:: DATASET EXCERPTS
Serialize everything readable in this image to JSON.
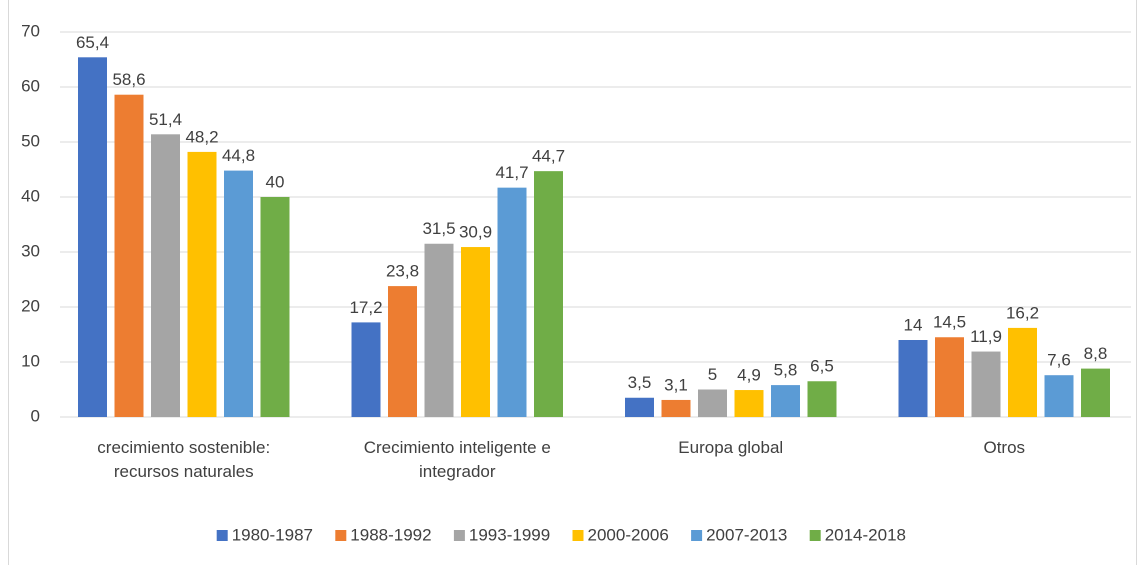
{
  "chart_data": {
    "type": "bar",
    "categories": [
      "crecimiento sostenible: recursos naturales",
      "Crecimiento inteligente e integrador",
      "Europa global",
      "Otros"
    ],
    "series": [
      {
        "name": "1980-1987",
        "color": "#4472c4",
        "values": [
          65.4,
          17.2,
          3.5,
          14
        ],
        "value_labels": [
          "65,4",
          "17,2",
          "3,5",
          "14"
        ]
      },
      {
        "name": "1988-1992",
        "color": "#ed7d31",
        "values": [
          58.6,
          23.8,
          3.1,
          14.5
        ],
        "value_labels": [
          "58,6",
          "23,8",
          "3,1",
          "14,5"
        ]
      },
      {
        "name": "1993-1999",
        "color": "#a5a5a5",
        "values": [
          51.4,
          31.5,
          5,
          11.9
        ],
        "value_labels": [
          "51,4",
          "31,5",
          "5",
          "11,9"
        ]
      },
      {
        "name": "2000-2006",
        "color": "#ffc000",
        "values": [
          48.2,
          30.9,
          4.9,
          16.2
        ],
        "value_labels": [
          "48,2",
          "30,9",
          "4,9",
          "16,2"
        ]
      },
      {
        "name": "2007-2013",
        "color": "#5b9bd5",
        "values": [
          44.8,
          41.7,
          5.8,
          7.6
        ],
        "value_labels": [
          "44,8",
          "41,7",
          "5,8",
          "7,6"
        ]
      },
      {
        "name": "2014-2018",
        "color": "#70ad47",
        "values": [
          40,
          44.7,
          6.5,
          8.8
        ],
        "value_labels": [
          "40",
          "44,7",
          "6,5",
          "8,8"
        ]
      }
    ],
    "ylim": [
      0,
      70
    ],
    "yticks": [
      0,
      10,
      20,
      30,
      40,
      50,
      60,
      70
    ],
    "grid": true,
    "legend": "bottom"
  }
}
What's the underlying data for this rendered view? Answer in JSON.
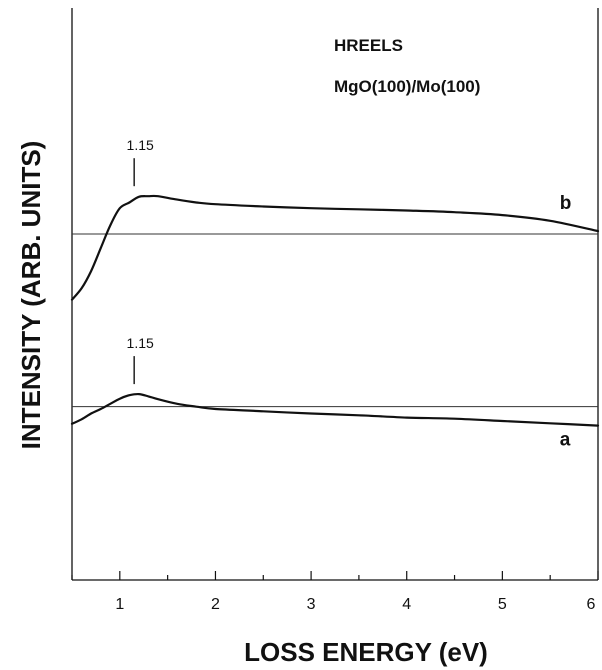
{
  "chart_data": {
    "type": "line",
    "title": "",
    "xlabel": "LOSS ENERGY (eV)",
    "ylabel": "INTENSITY (ARB. UNITS)",
    "xlim": [
      0.5,
      6
    ],
    "ylim": [
      0,
      1
    ],
    "x_ticks": [
      "1",
      "2",
      "3",
      "4",
      "5",
      "6"
    ],
    "x_tick_values": [
      1,
      2,
      3,
      4,
      5,
      6
    ],
    "grid": false,
    "y_ticks_shown": false,
    "annotations": [
      "HREELS",
      "MgO(100)/Mo(100)"
    ],
    "series": [
      {
        "name": "b",
        "baseline": 0.605,
        "peak_label": "1.15",
        "peak_marker_x": 1.15,
        "x": [
          0.5,
          0.6,
          0.7,
          0.8,
          0.9,
          1.0,
          1.1,
          1.2,
          1.3,
          1.4,
          1.6,
          1.8,
          2.0,
          2.5,
          3.0,
          3.5,
          4.0,
          4.5,
          5.0,
          5.5,
          6.0
        ],
        "values": [
          0.49,
          0.51,
          0.54,
          0.58,
          0.62,
          0.65,
          0.66,
          0.67,
          0.671,
          0.671,
          0.665,
          0.66,
          0.657,
          0.653,
          0.65,
          0.648,
          0.646,
          0.643,
          0.638,
          0.628,
          0.61
        ]
      },
      {
        "name": "a",
        "baseline": 0.303,
        "peak_label": "1.15",
        "peak_marker_x": 1.15,
        "x": [
          0.5,
          0.6,
          0.7,
          0.8,
          0.9,
          1.0,
          1.1,
          1.2,
          1.3,
          1.4,
          1.6,
          1.8,
          2.0,
          2.5,
          3.0,
          3.5,
          4.0,
          4.5,
          5.0,
          5.5,
          6.0
        ],
        "values": [
          0.273,
          0.281,
          0.291,
          0.299,
          0.308,
          0.317,
          0.323,
          0.325,
          0.321,
          0.316,
          0.308,
          0.303,
          0.299,
          0.295,
          0.291,
          0.288,
          0.284,
          0.282,
          0.278,
          0.274,
          0.27
        ]
      }
    ]
  }
}
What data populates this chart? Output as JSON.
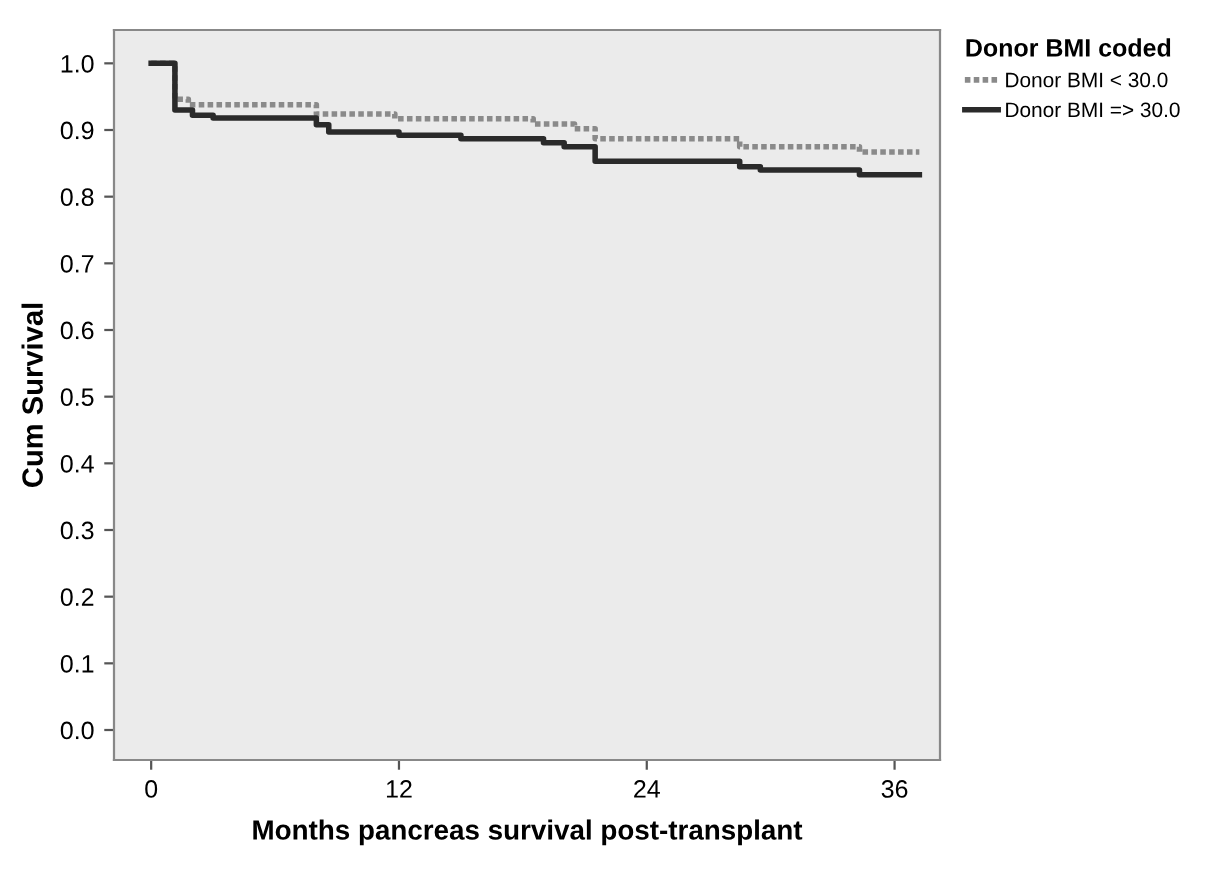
{
  "chart_data": {
    "type": "step",
    "xlabel": "Months pancreas survival post-transplant",
    "ylabel": "Cum Survival",
    "legend_title": "Donor BMI coded",
    "legend": "right",
    "grid": false,
    "xlim": [
      -1.8,
      38.2
    ],
    "xticks": [
      0,
      12,
      24,
      36
    ],
    "ylim": [
      -0.045,
      1.05
    ],
    "yticks": [
      {
        "value": 0,
        "label": "0.0"
      },
      {
        "value": 0.1,
        "label": "0.1"
      },
      {
        "value": 0.2,
        "label": "0.2"
      },
      {
        "value": 0.3,
        "label": "0.3"
      },
      {
        "value": 0.4,
        "label": "0.4"
      },
      {
        "value": 0.5,
        "label": "0.5"
      },
      {
        "value": 0.6,
        "label": "0.6"
      },
      {
        "value": 0.7,
        "label": "0.7"
      },
      {
        "value": 0.8,
        "label": "0.8"
      },
      {
        "value": 0.9,
        "label": "0.9"
      },
      {
        "value": 1.0,
        "label": "1.0"
      }
    ],
    "series": [
      {
        "name": "Donor BMI < 30.0",
        "color": "#8a8a8a",
        "line_style": "dotted",
        "x": [
          0,
          1.15,
          1.8,
          8.0,
          11.8,
          18.5,
          20.5,
          21.5,
          28.5,
          34.3,
          37.2
        ],
        "values": [
          1.0,
          0.946,
          0.938,
          0.924,
          0.917,
          0.909,
          0.902,
          0.887,
          0.875,
          0.867,
          0.867
        ]
      },
      {
        "name": "Donor BMI => 30.0",
        "color": "#2a2a2a",
        "line_style": "solid",
        "x": [
          0,
          1.15,
          2.0,
          3.0,
          8.0,
          8.6,
          12.0,
          15.0,
          19.0,
          20.0,
          21.5,
          28.5,
          29.5,
          34.3,
          37.2
        ],
        "values": [
          1.0,
          0.93,
          0.922,
          0.918,
          0.908,
          0.897,
          0.892,
          0.887,
          0.881,
          0.875,
          0.853,
          0.845,
          0.84,
          0.833,
          0.833
        ]
      }
    ]
  }
}
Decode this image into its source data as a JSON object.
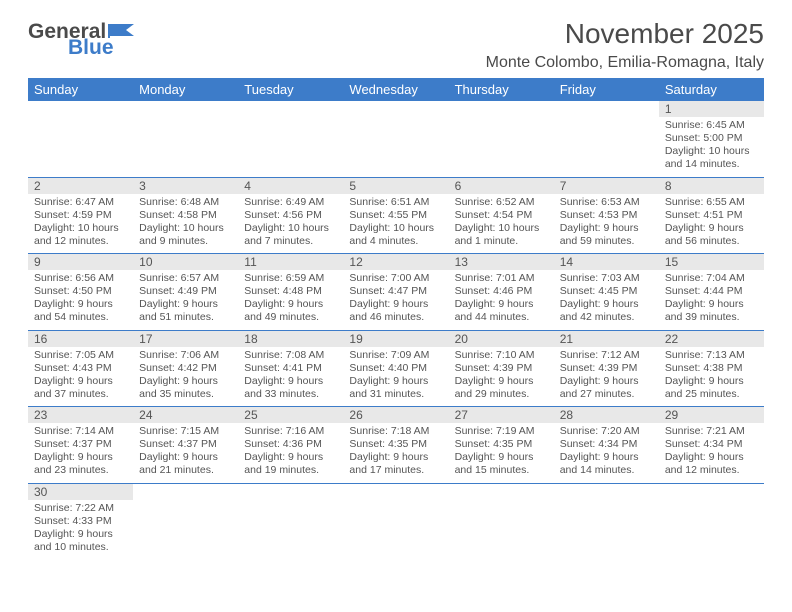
{
  "logo": {
    "text1": "General",
    "text2": "Blue"
  },
  "title": "November 2025",
  "location": "Monte Colombo, Emilia-Romagna, Italy",
  "colors": {
    "header_bg": "#3d7cc9",
    "header_fg": "#ffffff",
    "daynum_bg": "#e8e8e8",
    "rule": "#3d7cc9",
    "text": "#4a4a4a"
  },
  "day_headers": [
    "Sunday",
    "Monday",
    "Tuesday",
    "Wednesday",
    "Thursday",
    "Friday",
    "Saturday"
  ],
  "weeks": [
    [
      null,
      null,
      null,
      null,
      null,
      null,
      {
        "n": "1",
        "sunrise": "Sunrise: 6:45 AM",
        "sunset": "Sunset: 5:00 PM",
        "daylight1": "Daylight: 10 hours",
        "daylight2": "and 14 minutes."
      }
    ],
    [
      {
        "n": "2",
        "sunrise": "Sunrise: 6:47 AM",
        "sunset": "Sunset: 4:59 PM",
        "daylight1": "Daylight: 10 hours",
        "daylight2": "and 12 minutes."
      },
      {
        "n": "3",
        "sunrise": "Sunrise: 6:48 AM",
        "sunset": "Sunset: 4:58 PM",
        "daylight1": "Daylight: 10 hours",
        "daylight2": "and 9 minutes."
      },
      {
        "n": "4",
        "sunrise": "Sunrise: 6:49 AM",
        "sunset": "Sunset: 4:56 PM",
        "daylight1": "Daylight: 10 hours",
        "daylight2": "and 7 minutes."
      },
      {
        "n": "5",
        "sunrise": "Sunrise: 6:51 AM",
        "sunset": "Sunset: 4:55 PM",
        "daylight1": "Daylight: 10 hours",
        "daylight2": "and 4 minutes."
      },
      {
        "n": "6",
        "sunrise": "Sunrise: 6:52 AM",
        "sunset": "Sunset: 4:54 PM",
        "daylight1": "Daylight: 10 hours",
        "daylight2": "and 1 minute."
      },
      {
        "n": "7",
        "sunrise": "Sunrise: 6:53 AM",
        "sunset": "Sunset: 4:53 PM",
        "daylight1": "Daylight: 9 hours",
        "daylight2": "and 59 minutes."
      },
      {
        "n": "8",
        "sunrise": "Sunrise: 6:55 AM",
        "sunset": "Sunset: 4:51 PM",
        "daylight1": "Daylight: 9 hours",
        "daylight2": "and 56 minutes."
      }
    ],
    [
      {
        "n": "9",
        "sunrise": "Sunrise: 6:56 AM",
        "sunset": "Sunset: 4:50 PM",
        "daylight1": "Daylight: 9 hours",
        "daylight2": "and 54 minutes."
      },
      {
        "n": "10",
        "sunrise": "Sunrise: 6:57 AM",
        "sunset": "Sunset: 4:49 PM",
        "daylight1": "Daylight: 9 hours",
        "daylight2": "and 51 minutes."
      },
      {
        "n": "11",
        "sunrise": "Sunrise: 6:59 AM",
        "sunset": "Sunset: 4:48 PM",
        "daylight1": "Daylight: 9 hours",
        "daylight2": "and 49 minutes."
      },
      {
        "n": "12",
        "sunrise": "Sunrise: 7:00 AM",
        "sunset": "Sunset: 4:47 PM",
        "daylight1": "Daylight: 9 hours",
        "daylight2": "and 46 minutes."
      },
      {
        "n": "13",
        "sunrise": "Sunrise: 7:01 AM",
        "sunset": "Sunset: 4:46 PM",
        "daylight1": "Daylight: 9 hours",
        "daylight2": "and 44 minutes."
      },
      {
        "n": "14",
        "sunrise": "Sunrise: 7:03 AM",
        "sunset": "Sunset: 4:45 PM",
        "daylight1": "Daylight: 9 hours",
        "daylight2": "and 42 minutes."
      },
      {
        "n": "15",
        "sunrise": "Sunrise: 7:04 AM",
        "sunset": "Sunset: 4:44 PM",
        "daylight1": "Daylight: 9 hours",
        "daylight2": "and 39 minutes."
      }
    ],
    [
      {
        "n": "16",
        "sunrise": "Sunrise: 7:05 AM",
        "sunset": "Sunset: 4:43 PM",
        "daylight1": "Daylight: 9 hours",
        "daylight2": "and 37 minutes."
      },
      {
        "n": "17",
        "sunrise": "Sunrise: 7:06 AM",
        "sunset": "Sunset: 4:42 PM",
        "daylight1": "Daylight: 9 hours",
        "daylight2": "and 35 minutes."
      },
      {
        "n": "18",
        "sunrise": "Sunrise: 7:08 AM",
        "sunset": "Sunset: 4:41 PM",
        "daylight1": "Daylight: 9 hours",
        "daylight2": "and 33 minutes."
      },
      {
        "n": "19",
        "sunrise": "Sunrise: 7:09 AM",
        "sunset": "Sunset: 4:40 PM",
        "daylight1": "Daylight: 9 hours",
        "daylight2": "and 31 minutes."
      },
      {
        "n": "20",
        "sunrise": "Sunrise: 7:10 AM",
        "sunset": "Sunset: 4:39 PM",
        "daylight1": "Daylight: 9 hours",
        "daylight2": "and 29 minutes."
      },
      {
        "n": "21",
        "sunrise": "Sunrise: 7:12 AM",
        "sunset": "Sunset: 4:39 PM",
        "daylight1": "Daylight: 9 hours",
        "daylight2": "and 27 minutes."
      },
      {
        "n": "22",
        "sunrise": "Sunrise: 7:13 AM",
        "sunset": "Sunset: 4:38 PM",
        "daylight1": "Daylight: 9 hours",
        "daylight2": "and 25 minutes."
      }
    ],
    [
      {
        "n": "23",
        "sunrise": "Sunrise: 7:14 AM",
        "sunset": "Sunset: 4:37 PM",
        "daylight1": "Daylight: 9 hours",
        "daylight2": "and 23 minutes."
      },
      {
        "n": "24",
        "sunrise": "Sunrise: 7:15 AM",
        "sunset": "Sunset: 4:37 PM",
        "daylight1": "Daylight: 9 hours",
        "daylight2": "and 21 minutes."
      },
      {
        "n": "25",
        "sunrise": "Sunrise: 7:16 AM",
        "sunset": "Sunset: 4:36 PM",
        "daylight1": "Daylight: 9 hours",
        "daylight2": "and 19 minutes."
      },
      {
        "n": "26",
        "sunrise": "Sunrise: 7:18 AM",
        "sunset": "Sunset: 4:35 PM",
        "daylight1": "Daylight: 9 hours",
        "daylight2": "and 17 minutes."
      },
      {
        "n": "27",
        "sunrise": "Sunrise: 7:19 AM",
        "sunset": "Sunset: 4:35 PM",
        "daylight1": "Daylight: 9 hours",
        "daylight2": "and 15 minutes."
      },
      {
        "n": "28",
        "sunrise": "Sunrise: 7:20 AM",
        "sunset": "Sunset: 4:34 PM",
        "daylight1": "Daylight: 9 hours",
        "daylight2": "and 14 minutes."
      },
      {
        "n": "29",
        "sunrise": "Sunrise: 7:21 AM",
        "sunset": "Sunset: 4:34 PM",
        "daylight1": "Daylight: 9 hours",
        "daylight2": "and 12 minutes."
      }
    ],
    [
      {
        "n": "30",
        "sunrise": "Sunrise: 7:22 AM",
        "sunset": "Sunset: 4:33 PM",
        "daylight1": "Daylight: 9 hours",
        "daylight2": "and 10 minutes."
      },
      null,
      null,
      null,
      null,
      null,
      null
    ]
  ]
}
::::
How many lines in the records above hold the word "image"? Give only the number.

**EXPECTED ANSWER:** 2